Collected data
◆ ◆ ◆

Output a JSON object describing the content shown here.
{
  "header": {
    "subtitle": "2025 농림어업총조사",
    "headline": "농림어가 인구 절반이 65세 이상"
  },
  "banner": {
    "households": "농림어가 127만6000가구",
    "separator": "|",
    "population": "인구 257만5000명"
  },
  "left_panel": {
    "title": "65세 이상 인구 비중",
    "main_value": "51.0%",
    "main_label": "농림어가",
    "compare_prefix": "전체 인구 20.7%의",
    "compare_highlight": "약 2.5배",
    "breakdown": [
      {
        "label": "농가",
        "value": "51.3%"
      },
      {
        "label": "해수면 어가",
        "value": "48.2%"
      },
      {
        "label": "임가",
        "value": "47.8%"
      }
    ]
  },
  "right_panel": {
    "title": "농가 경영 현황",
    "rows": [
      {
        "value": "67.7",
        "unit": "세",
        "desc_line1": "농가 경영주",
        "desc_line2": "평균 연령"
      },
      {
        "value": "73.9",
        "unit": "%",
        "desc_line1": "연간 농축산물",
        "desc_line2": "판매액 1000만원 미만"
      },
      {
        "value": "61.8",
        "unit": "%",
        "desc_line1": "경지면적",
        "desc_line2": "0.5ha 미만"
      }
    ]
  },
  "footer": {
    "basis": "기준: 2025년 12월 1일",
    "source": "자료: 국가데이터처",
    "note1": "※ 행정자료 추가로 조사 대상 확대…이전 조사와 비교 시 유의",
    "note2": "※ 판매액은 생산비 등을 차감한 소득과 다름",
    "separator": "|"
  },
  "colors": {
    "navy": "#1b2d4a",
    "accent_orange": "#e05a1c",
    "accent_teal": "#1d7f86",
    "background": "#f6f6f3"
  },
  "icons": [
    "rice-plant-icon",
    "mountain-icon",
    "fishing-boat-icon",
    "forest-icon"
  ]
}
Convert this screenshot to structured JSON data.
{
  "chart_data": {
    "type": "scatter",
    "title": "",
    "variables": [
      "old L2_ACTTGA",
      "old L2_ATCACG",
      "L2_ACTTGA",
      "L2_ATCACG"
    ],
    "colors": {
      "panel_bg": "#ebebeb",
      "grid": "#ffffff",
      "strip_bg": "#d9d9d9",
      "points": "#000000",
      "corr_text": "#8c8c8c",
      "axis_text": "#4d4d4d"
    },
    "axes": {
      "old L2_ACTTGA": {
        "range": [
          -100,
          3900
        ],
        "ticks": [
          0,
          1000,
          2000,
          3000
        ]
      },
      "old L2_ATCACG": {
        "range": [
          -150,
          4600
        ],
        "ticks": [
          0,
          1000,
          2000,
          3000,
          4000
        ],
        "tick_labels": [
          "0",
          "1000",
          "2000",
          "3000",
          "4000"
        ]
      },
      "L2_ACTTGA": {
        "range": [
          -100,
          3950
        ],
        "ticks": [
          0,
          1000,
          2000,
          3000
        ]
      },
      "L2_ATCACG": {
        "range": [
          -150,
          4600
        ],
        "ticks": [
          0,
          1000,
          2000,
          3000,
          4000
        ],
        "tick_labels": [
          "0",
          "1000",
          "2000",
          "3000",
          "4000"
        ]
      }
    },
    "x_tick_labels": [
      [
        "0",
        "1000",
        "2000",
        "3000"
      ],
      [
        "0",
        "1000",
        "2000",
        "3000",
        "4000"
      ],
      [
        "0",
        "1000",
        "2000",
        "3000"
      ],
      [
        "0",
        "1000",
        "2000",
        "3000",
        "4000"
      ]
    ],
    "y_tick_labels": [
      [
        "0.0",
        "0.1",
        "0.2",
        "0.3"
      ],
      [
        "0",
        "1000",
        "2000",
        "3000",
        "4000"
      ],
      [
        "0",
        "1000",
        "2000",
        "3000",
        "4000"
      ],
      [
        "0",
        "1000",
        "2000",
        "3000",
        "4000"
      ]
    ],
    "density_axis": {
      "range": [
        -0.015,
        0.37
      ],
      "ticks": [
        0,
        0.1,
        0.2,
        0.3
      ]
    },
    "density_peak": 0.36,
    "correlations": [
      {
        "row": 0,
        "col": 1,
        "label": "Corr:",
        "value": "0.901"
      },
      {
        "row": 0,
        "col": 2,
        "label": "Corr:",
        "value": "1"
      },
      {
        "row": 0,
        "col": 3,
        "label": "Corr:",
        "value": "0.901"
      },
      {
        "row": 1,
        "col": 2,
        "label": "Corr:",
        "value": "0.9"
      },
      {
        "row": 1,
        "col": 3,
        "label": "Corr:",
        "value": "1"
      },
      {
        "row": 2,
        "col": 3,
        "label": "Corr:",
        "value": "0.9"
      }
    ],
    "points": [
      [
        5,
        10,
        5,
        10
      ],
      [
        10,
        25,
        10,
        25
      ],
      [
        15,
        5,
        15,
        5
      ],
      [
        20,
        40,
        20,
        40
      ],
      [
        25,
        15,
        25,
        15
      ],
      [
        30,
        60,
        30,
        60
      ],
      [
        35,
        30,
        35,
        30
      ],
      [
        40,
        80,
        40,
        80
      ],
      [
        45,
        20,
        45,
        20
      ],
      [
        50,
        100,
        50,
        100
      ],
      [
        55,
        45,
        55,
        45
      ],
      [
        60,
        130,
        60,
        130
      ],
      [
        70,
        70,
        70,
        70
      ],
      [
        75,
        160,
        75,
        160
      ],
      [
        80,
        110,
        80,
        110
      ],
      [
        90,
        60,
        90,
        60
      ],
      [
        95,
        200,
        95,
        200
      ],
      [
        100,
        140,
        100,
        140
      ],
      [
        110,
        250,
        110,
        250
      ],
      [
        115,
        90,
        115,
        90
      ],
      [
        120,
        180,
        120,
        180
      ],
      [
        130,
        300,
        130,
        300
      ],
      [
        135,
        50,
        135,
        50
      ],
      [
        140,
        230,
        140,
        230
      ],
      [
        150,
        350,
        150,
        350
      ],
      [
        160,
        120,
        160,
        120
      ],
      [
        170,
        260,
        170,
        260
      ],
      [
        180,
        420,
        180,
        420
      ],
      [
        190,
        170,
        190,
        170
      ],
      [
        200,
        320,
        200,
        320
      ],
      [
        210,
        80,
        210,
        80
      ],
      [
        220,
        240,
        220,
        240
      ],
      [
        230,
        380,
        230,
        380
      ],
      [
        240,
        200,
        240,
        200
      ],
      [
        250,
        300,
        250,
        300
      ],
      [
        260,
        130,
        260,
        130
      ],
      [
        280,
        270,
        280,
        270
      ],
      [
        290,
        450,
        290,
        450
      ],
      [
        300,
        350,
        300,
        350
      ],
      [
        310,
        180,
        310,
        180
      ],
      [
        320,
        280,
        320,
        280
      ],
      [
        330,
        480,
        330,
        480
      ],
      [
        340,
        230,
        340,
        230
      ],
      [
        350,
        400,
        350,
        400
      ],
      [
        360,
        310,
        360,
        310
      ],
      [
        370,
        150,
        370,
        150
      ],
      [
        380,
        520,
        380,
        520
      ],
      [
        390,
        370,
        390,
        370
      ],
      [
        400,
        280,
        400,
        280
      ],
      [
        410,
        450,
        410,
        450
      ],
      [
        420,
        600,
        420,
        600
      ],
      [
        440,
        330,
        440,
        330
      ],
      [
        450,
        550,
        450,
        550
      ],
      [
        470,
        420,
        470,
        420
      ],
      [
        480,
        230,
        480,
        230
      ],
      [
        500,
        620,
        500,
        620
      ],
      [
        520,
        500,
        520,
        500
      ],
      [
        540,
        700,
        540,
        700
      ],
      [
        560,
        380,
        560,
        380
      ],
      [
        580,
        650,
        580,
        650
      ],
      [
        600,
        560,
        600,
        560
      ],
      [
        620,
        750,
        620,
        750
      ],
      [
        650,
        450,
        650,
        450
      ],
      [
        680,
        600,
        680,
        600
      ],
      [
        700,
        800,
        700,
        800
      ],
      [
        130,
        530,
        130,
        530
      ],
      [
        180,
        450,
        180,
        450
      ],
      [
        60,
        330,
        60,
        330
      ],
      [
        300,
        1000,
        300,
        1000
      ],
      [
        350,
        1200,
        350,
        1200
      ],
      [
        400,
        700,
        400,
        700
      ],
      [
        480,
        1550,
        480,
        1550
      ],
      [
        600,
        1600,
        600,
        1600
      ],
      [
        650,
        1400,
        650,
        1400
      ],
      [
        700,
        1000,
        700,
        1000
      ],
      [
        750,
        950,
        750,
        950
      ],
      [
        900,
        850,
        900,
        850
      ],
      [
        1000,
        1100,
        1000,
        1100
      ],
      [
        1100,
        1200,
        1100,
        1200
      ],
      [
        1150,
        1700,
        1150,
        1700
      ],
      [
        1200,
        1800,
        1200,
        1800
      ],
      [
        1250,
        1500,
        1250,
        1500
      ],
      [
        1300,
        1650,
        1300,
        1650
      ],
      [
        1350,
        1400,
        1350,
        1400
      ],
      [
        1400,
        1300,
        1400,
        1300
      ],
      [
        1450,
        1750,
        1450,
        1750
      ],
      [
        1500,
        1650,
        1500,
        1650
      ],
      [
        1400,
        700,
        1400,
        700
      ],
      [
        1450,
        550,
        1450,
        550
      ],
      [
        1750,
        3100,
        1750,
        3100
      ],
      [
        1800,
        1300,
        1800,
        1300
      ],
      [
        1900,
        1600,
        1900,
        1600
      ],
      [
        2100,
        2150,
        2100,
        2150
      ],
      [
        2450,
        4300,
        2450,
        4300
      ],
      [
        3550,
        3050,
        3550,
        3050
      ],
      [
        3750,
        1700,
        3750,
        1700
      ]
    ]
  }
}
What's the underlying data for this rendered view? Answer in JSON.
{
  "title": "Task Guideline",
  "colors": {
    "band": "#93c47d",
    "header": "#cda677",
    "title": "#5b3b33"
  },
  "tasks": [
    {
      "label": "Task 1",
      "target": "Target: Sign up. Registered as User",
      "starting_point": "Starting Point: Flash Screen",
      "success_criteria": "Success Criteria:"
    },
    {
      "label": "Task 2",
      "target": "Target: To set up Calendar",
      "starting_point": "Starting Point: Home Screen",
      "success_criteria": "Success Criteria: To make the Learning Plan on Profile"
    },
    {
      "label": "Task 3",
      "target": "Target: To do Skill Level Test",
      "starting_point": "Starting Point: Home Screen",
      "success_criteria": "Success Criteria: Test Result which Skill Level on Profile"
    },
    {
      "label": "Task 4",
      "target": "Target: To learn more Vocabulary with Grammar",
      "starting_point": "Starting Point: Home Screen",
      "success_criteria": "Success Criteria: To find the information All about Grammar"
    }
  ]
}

◆ ◆ ◆

GIVEN REQUEST — Repeat, character for character, the lines from the one that holds "What's the underlying" to the final line of the material, inclusive, and no other lines.

ANSWER FOR THE TASK —
What's the underlying data for this rendered view? Answer in JSON.
{
  "title": "Task Guideline",
  "colors": {
    "band": "#93c47d",
    "header": "#cda677",
    "title": "#5b3b33"
  },
  "tasks": [
    {
      "label": "Task 1",
      "target": "Target: Sign up. Registered as User",
      "starting_point": "Starting Point: Flash Screen",
      "success_criteria": "Success Criteria:"
    },
    {
      "label": "Task 2",
      "target": "Target: To set up Calendar",
      "starting_point": "Starting Point: Home Screen",
      "success_criteria": "Success Criteria: To make the Learning Plan on Profile"
    },
    {
      "label": "Task 3",
      "target": "Target: To do Skill Level Test",
      "starting_point": "Starting Point: Home Screen",
      "success_criteria": "Success Criteria: Test Result which Skill Level on Profile"
    },
    {
      "label": "Task 4",
      "target": "Target: To learn more Vocabulary with Grammar",
      "starting_point": "Starting Point: Home Screen",
      "success_criteria": "Success Criteria: To find the information All about Grammar"
    }
  ]
}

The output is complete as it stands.